= Given problem =
Will you output all of the data below exactly, omitting the images?

>> begin Record extracts

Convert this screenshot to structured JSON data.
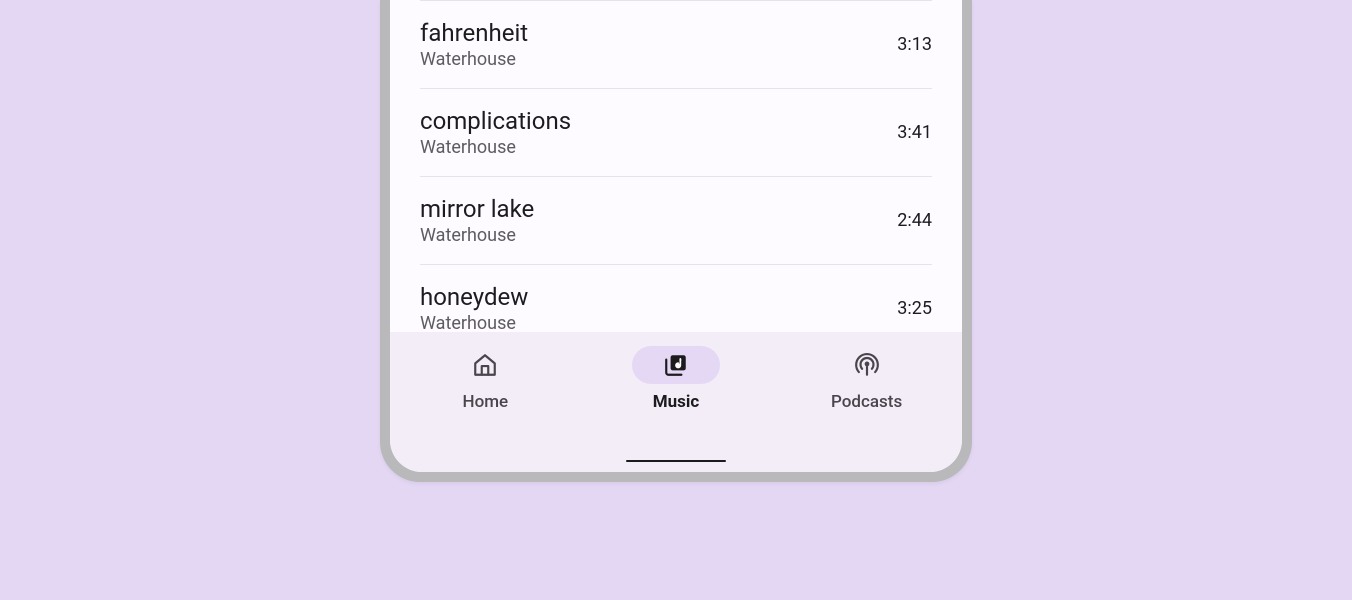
{
  "tracks": [
    {
      "title": "fahrenheit",
      "artist": "Waterhouse",
      "duration": "3:13"
    },
    {
      "title": "complications",
      "artist": "Waterhouse",
      "duration": "3:41"
    },
    {
      "title": "mirror lake",
      "artist": "Waterhouse",
      "duration": "2:44"
    },
    {
      "title": "honeydew",
      "artist": "Waterhouse",
      "duration": "3:25"
    }
  ],
  "nav": {
    "home": {
      "label": "Home",
      "active": false
    },
    "music": {
      "label": "Music",
      "active": true
    },
    "podcasts": {
      "label": "Podcasts",
      "active": false
    }
  }
}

>> end Record extracts

= Answer to this exercise =
Convert this screenshot to structured JSON data.
{
  "tracks": [
    {
      "title": "fahrenheit",
      "artist": "Waterhouse",
      "duration": "3:13"
    },
    {
      "title": "complications",
      "artist": "Waterhouse",
      "duration": "3:41"
    },
    {
      "title": "mirror lake",
      "artist": "Waterhouse",
      "duration": "2:44"
    },
    {
      "title": "honeydew",
      "artist": "Waterhouse",
      "duration": "3:25"
    }
  ],
  "nav": {
    "home": {
      "label": "Home",
      "active": false
    },
    "music": {
      "label": "Music",
      "active": true
    },
    "podcasts": {
      "label": "Podcasts",
      "active": false
    }
  }
}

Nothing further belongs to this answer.